■ Extracted records:
◆ ◆ ◆
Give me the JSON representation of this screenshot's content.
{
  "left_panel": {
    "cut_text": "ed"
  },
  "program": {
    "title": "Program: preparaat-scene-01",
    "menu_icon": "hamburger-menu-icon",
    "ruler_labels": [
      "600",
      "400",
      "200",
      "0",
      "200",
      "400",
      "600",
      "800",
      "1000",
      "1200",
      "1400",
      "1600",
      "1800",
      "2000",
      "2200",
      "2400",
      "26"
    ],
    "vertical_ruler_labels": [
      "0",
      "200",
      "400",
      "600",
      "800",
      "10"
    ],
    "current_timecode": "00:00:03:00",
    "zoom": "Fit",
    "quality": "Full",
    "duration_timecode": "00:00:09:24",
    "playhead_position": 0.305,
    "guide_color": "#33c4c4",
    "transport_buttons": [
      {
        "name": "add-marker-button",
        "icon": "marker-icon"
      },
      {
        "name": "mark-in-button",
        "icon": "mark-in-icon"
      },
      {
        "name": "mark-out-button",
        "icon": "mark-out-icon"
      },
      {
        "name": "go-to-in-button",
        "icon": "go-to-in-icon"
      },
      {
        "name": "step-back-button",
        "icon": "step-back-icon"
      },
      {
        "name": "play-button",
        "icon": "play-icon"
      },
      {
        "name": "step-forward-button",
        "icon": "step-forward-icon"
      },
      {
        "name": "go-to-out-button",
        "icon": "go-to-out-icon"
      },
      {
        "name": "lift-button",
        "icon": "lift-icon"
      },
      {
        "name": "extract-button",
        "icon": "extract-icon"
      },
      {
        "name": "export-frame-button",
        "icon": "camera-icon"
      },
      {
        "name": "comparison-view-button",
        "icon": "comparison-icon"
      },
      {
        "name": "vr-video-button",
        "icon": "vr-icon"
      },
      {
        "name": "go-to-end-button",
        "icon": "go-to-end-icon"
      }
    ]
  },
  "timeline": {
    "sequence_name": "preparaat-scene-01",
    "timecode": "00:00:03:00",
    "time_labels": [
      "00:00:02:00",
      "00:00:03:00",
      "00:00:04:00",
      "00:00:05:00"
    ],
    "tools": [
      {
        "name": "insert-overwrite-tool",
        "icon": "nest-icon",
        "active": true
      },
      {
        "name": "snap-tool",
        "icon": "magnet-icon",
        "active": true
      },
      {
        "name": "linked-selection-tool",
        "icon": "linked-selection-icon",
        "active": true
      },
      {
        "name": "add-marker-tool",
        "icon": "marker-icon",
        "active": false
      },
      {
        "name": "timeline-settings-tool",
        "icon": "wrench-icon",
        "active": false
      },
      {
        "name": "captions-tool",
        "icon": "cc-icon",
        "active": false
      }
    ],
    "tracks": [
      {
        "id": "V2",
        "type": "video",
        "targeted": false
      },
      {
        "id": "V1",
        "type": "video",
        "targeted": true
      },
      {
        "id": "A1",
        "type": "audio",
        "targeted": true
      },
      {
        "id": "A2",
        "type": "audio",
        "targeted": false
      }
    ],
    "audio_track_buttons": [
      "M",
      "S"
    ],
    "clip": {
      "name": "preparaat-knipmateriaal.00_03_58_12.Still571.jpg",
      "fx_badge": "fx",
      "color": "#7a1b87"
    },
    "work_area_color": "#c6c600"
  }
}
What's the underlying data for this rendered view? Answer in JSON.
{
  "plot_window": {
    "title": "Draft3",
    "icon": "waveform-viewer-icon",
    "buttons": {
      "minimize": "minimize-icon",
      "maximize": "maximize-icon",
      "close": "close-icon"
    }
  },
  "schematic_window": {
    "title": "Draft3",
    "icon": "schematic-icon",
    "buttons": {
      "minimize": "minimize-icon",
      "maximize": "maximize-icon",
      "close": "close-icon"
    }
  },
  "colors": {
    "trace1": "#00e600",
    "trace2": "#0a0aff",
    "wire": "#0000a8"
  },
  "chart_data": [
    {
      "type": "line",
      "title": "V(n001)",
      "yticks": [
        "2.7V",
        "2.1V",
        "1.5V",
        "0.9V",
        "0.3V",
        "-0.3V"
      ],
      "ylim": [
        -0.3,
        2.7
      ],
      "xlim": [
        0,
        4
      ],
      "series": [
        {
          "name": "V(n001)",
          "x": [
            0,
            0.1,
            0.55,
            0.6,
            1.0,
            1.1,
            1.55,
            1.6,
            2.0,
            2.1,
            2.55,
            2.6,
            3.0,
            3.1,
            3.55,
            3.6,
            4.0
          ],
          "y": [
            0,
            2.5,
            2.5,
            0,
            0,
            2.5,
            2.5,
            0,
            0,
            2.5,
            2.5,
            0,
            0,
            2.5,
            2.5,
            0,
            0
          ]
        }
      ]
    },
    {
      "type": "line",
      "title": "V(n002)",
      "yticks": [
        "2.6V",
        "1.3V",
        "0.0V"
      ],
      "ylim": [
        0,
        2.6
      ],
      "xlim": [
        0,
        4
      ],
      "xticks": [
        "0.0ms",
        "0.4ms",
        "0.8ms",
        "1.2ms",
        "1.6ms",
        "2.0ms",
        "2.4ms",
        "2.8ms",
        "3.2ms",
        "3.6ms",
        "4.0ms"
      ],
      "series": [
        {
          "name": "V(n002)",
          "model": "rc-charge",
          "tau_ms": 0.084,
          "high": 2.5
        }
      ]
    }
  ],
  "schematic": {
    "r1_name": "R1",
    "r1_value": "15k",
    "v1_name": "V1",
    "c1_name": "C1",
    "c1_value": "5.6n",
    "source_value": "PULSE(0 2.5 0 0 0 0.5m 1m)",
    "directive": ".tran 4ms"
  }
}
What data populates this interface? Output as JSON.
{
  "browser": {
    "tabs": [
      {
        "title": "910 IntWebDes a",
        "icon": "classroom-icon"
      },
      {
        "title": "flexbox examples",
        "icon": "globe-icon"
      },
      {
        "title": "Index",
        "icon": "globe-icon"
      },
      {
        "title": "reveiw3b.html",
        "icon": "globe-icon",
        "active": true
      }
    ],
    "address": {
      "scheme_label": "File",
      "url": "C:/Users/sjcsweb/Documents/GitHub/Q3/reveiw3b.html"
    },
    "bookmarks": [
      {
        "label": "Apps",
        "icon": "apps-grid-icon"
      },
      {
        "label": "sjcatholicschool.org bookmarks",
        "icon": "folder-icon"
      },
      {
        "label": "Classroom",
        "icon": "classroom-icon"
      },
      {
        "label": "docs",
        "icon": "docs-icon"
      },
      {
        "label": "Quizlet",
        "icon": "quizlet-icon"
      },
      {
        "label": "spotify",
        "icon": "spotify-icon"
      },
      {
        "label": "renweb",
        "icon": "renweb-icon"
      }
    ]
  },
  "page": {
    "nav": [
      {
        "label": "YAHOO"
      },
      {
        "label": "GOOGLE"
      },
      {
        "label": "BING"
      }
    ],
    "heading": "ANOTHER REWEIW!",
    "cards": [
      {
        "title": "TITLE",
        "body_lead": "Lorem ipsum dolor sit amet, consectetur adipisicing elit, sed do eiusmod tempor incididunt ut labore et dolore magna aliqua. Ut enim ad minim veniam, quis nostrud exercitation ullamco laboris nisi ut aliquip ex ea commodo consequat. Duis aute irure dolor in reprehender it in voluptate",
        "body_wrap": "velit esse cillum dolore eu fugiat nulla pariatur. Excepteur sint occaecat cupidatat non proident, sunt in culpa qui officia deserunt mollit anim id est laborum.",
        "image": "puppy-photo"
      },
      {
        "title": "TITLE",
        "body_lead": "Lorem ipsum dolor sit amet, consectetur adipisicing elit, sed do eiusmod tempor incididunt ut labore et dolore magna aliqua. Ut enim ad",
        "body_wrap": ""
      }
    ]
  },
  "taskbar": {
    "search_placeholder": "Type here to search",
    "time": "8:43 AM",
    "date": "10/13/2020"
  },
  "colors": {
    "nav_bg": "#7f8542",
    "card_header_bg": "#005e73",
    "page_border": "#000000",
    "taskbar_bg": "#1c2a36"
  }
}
◆ ◆ ◆
■ YOUR INSTRUCTIONS: Using the listing above, state the number of lines that hold "forward", with no other text.

■ TASK SOLUTION: 2